▶ **Reading passage**
+++
The two cases relied on by the appellee are Gulf Ship Island R. Co. v. Williams, 109 Miss. 549, 68 So. 776, and State ex rel. Brown v. Poplarville Sawmill Co., 119 Miss. 432, 81 So. 124. In the second of these cases the plaintiff appealed from an order dismissing the case at his request, and in the first the defendant appealed from an order of dismissal made at the request of the plaintiff. *Page 898 In both of these cases the appeals were dismissed; the court saying that the dismissal of an action without prejudice was not a final judgment. This holding of the court was in conflict with its prior decisions, and in the second case was not necessary for the decision thereof.
In none of the cases cited from other jurisdictions in either of these cases were the courts called on to determine whether a judgment of nonsuit or dismissal was a final judgment for the purpose of an appeal. In Bostwick v. Brinkerhoff, 106 U.S. 3, 1 S. Ct. 15, 27 L. Ed. 73, the trial court dismissed a bill of complaint on demurrer thereto. The state Court of Appeals reversed (88 N.Y. 52) this judgment, "with leave to the defendants to withdraw the demurrer . . . and answer the complaint." This judgment not only did not terminate the particular case, but left it open for further proceedings therein on the merits of the controversy between the parties.
In Mower v. Fletcher, 114 U.S. 127, 5 S. Ct. 799, 29 L. Ed. 117, the appeal was from a judgment reversing a trial court and directing that court to render a judgment for the opposing party. This judgment, the court said, was final. It is true that in both of these cases the court said that a judgment or decree, to be final, within the meaning of that term as used in the acts of Congress giving this court jurisdiction on appeals and writs of error, must terminate "the litigation between the parties on the merits of the case, so that, if there should be an affirmance here, the court below would have nothing to do but to execute the judgment [or decree] it had already rendered." In neither, however, did the court have under review a judgment which disposed of a particular case by dismissing it, leaving the merits of the controversy open.
+++
▶ **Data shown**
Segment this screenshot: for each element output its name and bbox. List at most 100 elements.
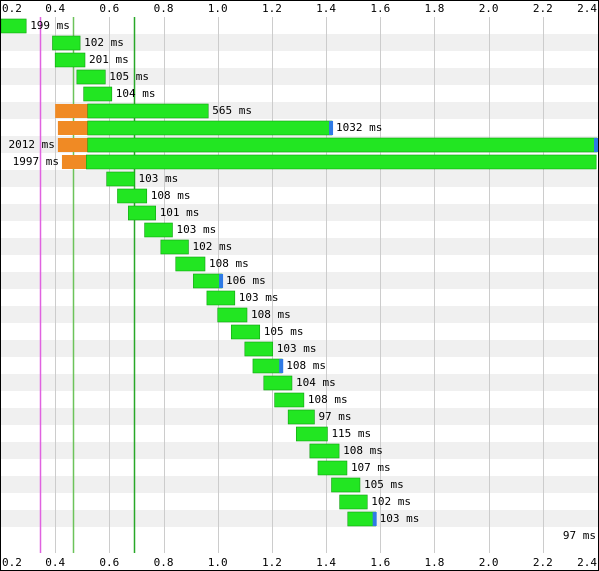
+++
▶ **Problems to work on**
**a)** Quote the passage of the court opinion on appeals from dismissals from "In Mower v." up to and including "the controversy open.".
**b)** Extend the court opinion on appeals from dismissals by writing what comes next after its final sentence.

▶ **Results of the exercise**
**a)**
In Mower v. Fletcher, 114 U.S. 127, 5 S. Ct. 799, 29 L. Ed. 117, the appeal was from a judgment reversing a trial court and directing that court to render a judgment for the opposing party. This judgment, the court said, was final. It is true that in both of these cases the court said that a judgment or decree, to be final, within the meaning of that term as used in the acts of Congress giving this court jurisdiction on appeals and writs of error, must terminate "the litigation between the parties on the merits of the case, so that, if there should be an affirmance here, the court below would have nothing to do but to execute the judgment [or decree] it had already rendered." In neither, however, did the court have under review a judgment which disposed of a particular case by dismissing it, leaving the merits of the controversy open.

**b)**
In Weston v. City Council of Charleston, 2 Pet. 449, 450, 464, 7 L. Ed. 481, the court had just such a judgment under review. In that case a writ of prohibition was issued, *Page 899 restraining the city of Charleston from collecting taxes claimed to be due it by Weston. No suit or action had been begun by the city, but Weston sued out a writ of prohibition restraining the city from collecting the taxes claimed. The state court reversed the order granting the writ, overruled the ground on which the writ was sued out, and dismissed it. No judgment was or could have been there rendered, awarding the city the right to recover the tax. In response to a motion to dismiss the appeal, the court said: "We think also, that it was a final judgment, in the sense in which that term is used in the 25th section of the judiciary act. If it were applicable to those judgments and decrees only in which the right was finally decided, and could never again be litigated between the parties, the provisions of the section would be confined within much narrower limits than the words import, or than Congress could have intended. Judgments in action of ejectment, and decrees in chancery, dismissing a bill, without prejudice, however deeply they might affect rights protected by the constitution, laws or treaties of the United States, would not be subject to the revision of this court. . . . The word `final' must be understood in the section under consideration, as applying to all judgments and decrees which determine the particular cause."
In Doudell v. Shoo, 159 Cal. 448, 114 P. 579, the judgment under review was interlocutory, and therefore of course was not a final judgment.
In Wilson Gray v. May Pants Co. (Miss.), 37 So. 813, an action before a justice of the peace was dismissed without prejudice to the rights of the plaintiff thereafter. The plaintiff brought another suit on the same cause of action, and the former judgment of dismissal was pleaded in bar thereof. The court simply held that the judgment of dismissal did not bar a subsequent action on the merits
The appellee in State ex rel. Brown v. Poplarville Sawmill Co., supra, was properly dismissed, for the reason *Page 900 that the appeal was by the plaintiff from a nonsuit taken by him; but the expressions therein, and in Gulf S.I.R. Co. v. Williams, supra, to the effect that a judgment dismissing an action or suit without prejudice is not a final judgment within the meaning of section 13 of the Code of 1930, are disapproved and overruled.
The motion will be overruled.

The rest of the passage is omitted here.